Figure record extracts:
---+---
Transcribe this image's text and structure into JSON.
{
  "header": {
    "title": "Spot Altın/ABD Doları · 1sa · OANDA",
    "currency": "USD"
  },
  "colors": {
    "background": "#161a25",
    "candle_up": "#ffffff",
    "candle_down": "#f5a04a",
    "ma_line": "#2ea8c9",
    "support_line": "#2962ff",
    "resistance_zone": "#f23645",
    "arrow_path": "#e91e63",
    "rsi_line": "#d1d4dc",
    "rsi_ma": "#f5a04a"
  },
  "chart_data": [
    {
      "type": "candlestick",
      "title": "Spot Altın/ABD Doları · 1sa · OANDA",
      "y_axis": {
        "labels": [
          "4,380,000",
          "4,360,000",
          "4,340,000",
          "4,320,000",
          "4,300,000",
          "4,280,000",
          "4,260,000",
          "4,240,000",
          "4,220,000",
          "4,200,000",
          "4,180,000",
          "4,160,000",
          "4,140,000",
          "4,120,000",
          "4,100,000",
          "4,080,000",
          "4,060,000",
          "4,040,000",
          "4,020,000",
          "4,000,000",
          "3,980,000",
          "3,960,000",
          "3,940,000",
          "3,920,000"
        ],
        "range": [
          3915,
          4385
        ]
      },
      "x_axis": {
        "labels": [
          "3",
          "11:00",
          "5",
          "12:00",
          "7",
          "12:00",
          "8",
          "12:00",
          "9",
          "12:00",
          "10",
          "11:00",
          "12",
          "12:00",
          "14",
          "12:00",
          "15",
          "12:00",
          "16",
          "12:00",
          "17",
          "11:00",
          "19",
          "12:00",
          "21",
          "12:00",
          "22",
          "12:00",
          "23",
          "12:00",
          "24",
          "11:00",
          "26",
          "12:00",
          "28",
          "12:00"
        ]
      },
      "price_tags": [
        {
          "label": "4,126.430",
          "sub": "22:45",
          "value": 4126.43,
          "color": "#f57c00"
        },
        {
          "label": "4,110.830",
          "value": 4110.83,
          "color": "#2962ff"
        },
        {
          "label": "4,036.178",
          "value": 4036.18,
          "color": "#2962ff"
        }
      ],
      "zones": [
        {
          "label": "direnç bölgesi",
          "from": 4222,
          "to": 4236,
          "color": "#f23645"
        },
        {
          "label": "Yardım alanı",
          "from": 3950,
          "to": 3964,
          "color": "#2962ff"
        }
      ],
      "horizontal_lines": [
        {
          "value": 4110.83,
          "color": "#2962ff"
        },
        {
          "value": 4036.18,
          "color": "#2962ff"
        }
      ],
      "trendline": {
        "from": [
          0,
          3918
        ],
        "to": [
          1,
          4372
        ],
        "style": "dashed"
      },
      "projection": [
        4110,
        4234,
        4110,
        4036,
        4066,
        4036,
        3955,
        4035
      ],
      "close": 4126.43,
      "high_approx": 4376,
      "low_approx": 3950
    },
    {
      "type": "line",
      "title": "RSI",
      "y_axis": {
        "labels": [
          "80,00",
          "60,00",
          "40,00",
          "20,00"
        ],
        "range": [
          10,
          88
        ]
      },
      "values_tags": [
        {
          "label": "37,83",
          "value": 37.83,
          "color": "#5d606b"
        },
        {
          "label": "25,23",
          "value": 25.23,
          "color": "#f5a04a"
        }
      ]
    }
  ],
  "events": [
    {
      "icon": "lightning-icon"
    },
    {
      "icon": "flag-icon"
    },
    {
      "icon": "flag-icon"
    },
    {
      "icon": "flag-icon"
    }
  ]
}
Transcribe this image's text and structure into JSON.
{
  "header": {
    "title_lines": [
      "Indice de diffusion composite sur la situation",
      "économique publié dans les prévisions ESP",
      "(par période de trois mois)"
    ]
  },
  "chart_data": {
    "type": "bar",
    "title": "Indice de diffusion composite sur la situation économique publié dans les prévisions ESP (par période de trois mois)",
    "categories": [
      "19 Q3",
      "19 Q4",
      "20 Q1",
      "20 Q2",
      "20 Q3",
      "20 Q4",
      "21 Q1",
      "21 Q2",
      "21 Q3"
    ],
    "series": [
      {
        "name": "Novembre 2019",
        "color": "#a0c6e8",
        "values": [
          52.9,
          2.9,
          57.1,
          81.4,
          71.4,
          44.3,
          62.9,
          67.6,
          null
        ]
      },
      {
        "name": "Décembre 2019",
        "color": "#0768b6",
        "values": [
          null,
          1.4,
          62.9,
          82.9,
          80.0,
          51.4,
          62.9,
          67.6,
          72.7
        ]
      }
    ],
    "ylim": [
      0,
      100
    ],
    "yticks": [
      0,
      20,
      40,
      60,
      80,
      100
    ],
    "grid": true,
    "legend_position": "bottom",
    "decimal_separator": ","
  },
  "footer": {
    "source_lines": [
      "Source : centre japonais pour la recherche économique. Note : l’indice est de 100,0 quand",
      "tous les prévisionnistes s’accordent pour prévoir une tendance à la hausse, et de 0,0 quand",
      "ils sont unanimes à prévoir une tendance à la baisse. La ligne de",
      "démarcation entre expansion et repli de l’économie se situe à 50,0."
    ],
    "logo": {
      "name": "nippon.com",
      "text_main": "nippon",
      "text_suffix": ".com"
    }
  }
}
---+---
What you have to do: Copy each entry exactly, with nothing added or dropped.

Reply to the exercise:
Transcribe this image's text and structure into JSON.
{
  "header": {
    "title": "Spot Altın/ABD Doları · 1sa · OANDA",
    "currency": "USD"
  },
  "colors": {
    "background": "#161a25",
    "candle_up": "#ffffff",
    "candle_down": "#f5a04a",
    "ma_line": "#2ea8c9",
    "support_line": "#2962ff",
    "resistance_zone": "#f23645",
    "arrow_path": "#e91e63",
    "rsi_line": "#d1d4dc",
    "rsi_ma": "#f5a04a"
  },
  "chart_data": [
    {
      "type": "candlestick",
      "title": "Spot Altın/ABD Doları · 1sa · OANDA",
      "y_axis": {
        "labels": [
          "4,380,000",
          "4,360,000",
          "4,340,000",
          "4,320,000",
          "4,300,000",
          "4,280,000",
          "4,260,000",
          "4,240,000",
          "4,220,000",
          "4,200,000",
          "4,180,000",
          "4,160,000",
          "4,140,000",
          "4,120,000",
          "4,100,000",
          "4,080,000",
          "4,060,000",
          "4,040,000",
          "4,020,000",
          "4,000,000",
          "3,980,000",
          "3,960,000",
          "3,940,000",
          "3,920,000"
        ],
        "range": [
          3915,
          4385
        ]
      },
      "x_axis": {
        "labels": [
          "3",
          "11:00",
          "5",
          "12:00",
          "7",
          "12:00",
          "8",
          "12:00",
          "9",
          "12:00",
          "10",
          "11:00",
          "12",
          "12:00",
          "14",
          "12:00",
          "15",
          "12:00",
          "16",
          "12:00",
          "17",
          "11:00",
          "19",
          "12:00",
          "21",
          "12:00",
          "22",
          "12:00",
          "23",
          "12:00",
          "24",
          "11:00",
          "26",
          "12:00",
          "28",
          "12:00"
        ]
      },
      "price_tags": [
        {
          "label": "4,126.430",
          "sub": "22:45",
          "value": 4126.43,
          "color": "#f57c00"
        },
        {
          "label": "4,110.830",
          "value": 4110.83,
          "color": "#2962ff"
        },
        {
          "label": "4,036.178",
          "value": 4036.18,
          "color": "#2962ff"
        }
      ],
      "zones": [
        {
          "label": "direnç bölgesi",
          "from": 4222,
          "to": 4236,
          "color": "#f23645"
        },
        {
          "label": "Yardım alanı",
          "from": 3950,
          "to": 3964,
          "color": "#2962ff"
        }
      ],
      "horizontal_lines": [
        {
          "value": 4110.83,
          "color": "#2962ff"
        },
        {
          "value": 4036.18,
          "color": "#2962ff"
        }
      ],
      "trendline": {
        "from": [
          0,
          3918
        ],
        "to": [
          1,
          4372
        ],
        "style": "dashed"
      },
      "projection": [
        4110,
        4234,
        4110,
        4036,
        4066,
        4036,
        3955,
        4035
      ],
      "close": 4126.43,
      "high_approx": 4376,
      "low_approx": 3950
    },
    {
      "type": "line",
      "title": "RSI",
      "y_axis": {
        "labels": [
          "80,00",
          "60,00",
          "40,00",
          "20,00"
        ],
        "range": [
          10,
          88
        ]
      },
      "values_tags": [
        {
          "label": "37,83",
          "value": 37.83,
          "color": "#5d606b"
        },
        {
          "label": "25,23",
          "value": 25.23,
          "color": "#f5a04a"
        }
      ]
    }
  ],
  "events": [
    {
      "icon": "lightning-icon"
    },
    {
      "icon": "flag-icon"
    },
    {
      "icon": "flag-icon"
    },
    {
      "icon": "flag-icon"
    }
  ]
}
Transcribe this image's text and structure into JSON.
{
  "header": {
    "title_lines": [
      "Indice de diffusion composite sur la situation",
      "économique publié dans les prévisions ESP",
      "(par période de trois mois)"
    ]
  },
  "chart_data": {
    "type": "bar",
    "title": "Indice de diffusion composite sur la situation économique publié dans les prévisions ESP (par période de trois mois)",
    "categories": [
      "19 Q3",
      "19 Q4",
      "20 Q1",
      "20 Q2",
      "20 Q3",
      "20 Q4",
      "21 Q1",
      "21 Q2",
      "21 Q3"
    ],
    "series": [
      {
        "name": "Novembre 2019",
        "color": "#a0c6e8",
        "values": [
          52.9,
          2.9,
          57.1,
          81.4,
          71.4,
          44.3,
          62.9,
          67.6,
          null
        ]
      },
      {
        "name": "Décembre 2019",
        "color": "#0768b6",
        "values": [
          null,
          1.4,
          62.9,
          82.9,
          80.0,
          51.4,
          62.9,
          67.6,
          72.7
        ]
      }
    ],
    "ylim": [
      0,
      100
    ],
    "yticks": [
      0,
      20,
      40,
      60,
      80,
      100
    ],
    "grid": true,
    "legend_position": "bottom",
    "decimal_separator": ","
  },
  "footer": {
    "source_lines": [
      "Source : centre japonais pour la recherche économique. Note : l’indice est de 100,0 quand",
      "tous les prévisionnistes s’accordent pour prévoir une tendance à la hausse, et de 0,0 quand",
      "ils sont unanimes à prévoir une tendance à la baisse. La ligne de",
      "démarcation entre expansion et repli de l’économie se situe à 50,0."
    ],
    "logo": {
      "name": "nippon.com",
      "text_main": "nippon",
      "text_suffix": ".com"
    }
  }
}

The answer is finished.